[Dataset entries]
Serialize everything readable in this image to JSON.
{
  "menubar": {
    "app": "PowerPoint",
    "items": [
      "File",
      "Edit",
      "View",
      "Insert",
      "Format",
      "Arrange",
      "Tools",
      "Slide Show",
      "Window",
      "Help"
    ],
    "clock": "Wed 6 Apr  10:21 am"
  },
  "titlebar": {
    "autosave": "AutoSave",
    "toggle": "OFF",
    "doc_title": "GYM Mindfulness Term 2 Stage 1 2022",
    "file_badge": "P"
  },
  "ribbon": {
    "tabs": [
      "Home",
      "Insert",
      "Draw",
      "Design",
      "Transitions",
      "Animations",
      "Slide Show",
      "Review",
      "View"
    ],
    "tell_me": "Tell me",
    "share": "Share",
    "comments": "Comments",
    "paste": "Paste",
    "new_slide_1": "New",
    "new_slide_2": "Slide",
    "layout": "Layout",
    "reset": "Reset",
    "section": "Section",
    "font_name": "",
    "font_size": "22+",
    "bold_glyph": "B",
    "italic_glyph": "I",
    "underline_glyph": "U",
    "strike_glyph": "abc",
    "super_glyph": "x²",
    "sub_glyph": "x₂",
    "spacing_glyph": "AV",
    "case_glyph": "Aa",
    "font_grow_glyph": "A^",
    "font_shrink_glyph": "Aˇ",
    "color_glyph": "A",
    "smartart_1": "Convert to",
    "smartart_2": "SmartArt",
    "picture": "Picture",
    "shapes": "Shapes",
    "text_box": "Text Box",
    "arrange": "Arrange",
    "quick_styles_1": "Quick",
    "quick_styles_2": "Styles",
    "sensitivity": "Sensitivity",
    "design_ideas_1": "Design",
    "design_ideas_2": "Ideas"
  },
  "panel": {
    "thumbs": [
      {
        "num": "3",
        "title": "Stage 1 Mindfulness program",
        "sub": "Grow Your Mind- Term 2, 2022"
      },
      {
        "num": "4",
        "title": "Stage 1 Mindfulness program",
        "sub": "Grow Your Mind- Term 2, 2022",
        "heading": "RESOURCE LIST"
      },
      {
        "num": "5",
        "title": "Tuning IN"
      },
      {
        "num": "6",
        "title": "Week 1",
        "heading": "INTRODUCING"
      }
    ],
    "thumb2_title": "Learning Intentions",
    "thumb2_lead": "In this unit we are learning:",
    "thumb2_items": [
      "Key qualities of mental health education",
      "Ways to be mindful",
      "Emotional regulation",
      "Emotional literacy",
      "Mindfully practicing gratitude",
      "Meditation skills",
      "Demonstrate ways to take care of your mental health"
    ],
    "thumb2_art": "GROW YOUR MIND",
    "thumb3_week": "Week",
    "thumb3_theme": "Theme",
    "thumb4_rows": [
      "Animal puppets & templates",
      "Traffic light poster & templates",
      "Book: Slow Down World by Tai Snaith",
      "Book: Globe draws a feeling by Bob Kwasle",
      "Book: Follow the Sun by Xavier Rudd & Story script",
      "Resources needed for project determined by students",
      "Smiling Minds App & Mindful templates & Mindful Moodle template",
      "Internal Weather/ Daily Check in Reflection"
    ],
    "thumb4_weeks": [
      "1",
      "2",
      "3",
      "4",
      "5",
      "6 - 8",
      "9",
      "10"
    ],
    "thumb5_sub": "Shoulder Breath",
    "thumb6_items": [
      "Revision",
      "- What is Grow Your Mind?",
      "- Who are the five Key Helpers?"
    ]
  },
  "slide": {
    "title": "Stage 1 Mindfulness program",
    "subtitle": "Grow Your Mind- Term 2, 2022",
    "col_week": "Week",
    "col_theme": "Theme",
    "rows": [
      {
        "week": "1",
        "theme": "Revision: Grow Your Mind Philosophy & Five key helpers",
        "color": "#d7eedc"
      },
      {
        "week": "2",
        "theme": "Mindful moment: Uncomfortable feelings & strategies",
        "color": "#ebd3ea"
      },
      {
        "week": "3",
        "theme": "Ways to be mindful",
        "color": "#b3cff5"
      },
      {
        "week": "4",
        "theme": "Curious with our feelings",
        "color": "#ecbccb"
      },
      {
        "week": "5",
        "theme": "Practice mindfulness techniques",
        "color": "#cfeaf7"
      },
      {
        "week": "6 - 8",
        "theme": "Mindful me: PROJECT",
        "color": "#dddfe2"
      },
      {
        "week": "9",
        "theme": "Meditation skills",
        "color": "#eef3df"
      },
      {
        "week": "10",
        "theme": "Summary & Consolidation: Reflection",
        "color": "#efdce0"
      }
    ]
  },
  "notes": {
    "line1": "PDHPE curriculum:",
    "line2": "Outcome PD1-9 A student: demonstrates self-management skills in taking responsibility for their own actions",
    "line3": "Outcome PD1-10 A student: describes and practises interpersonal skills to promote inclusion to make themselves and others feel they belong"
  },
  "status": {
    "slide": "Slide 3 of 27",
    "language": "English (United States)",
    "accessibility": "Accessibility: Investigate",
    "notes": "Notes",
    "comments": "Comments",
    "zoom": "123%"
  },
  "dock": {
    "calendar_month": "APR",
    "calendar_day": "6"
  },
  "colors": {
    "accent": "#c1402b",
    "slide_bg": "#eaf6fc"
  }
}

- [Given task]: Using the records above, copy each line that contains "heading".

- [Response below]:
        "heading": "RESOURCE LIST"
        "heading": "INTRODUCING"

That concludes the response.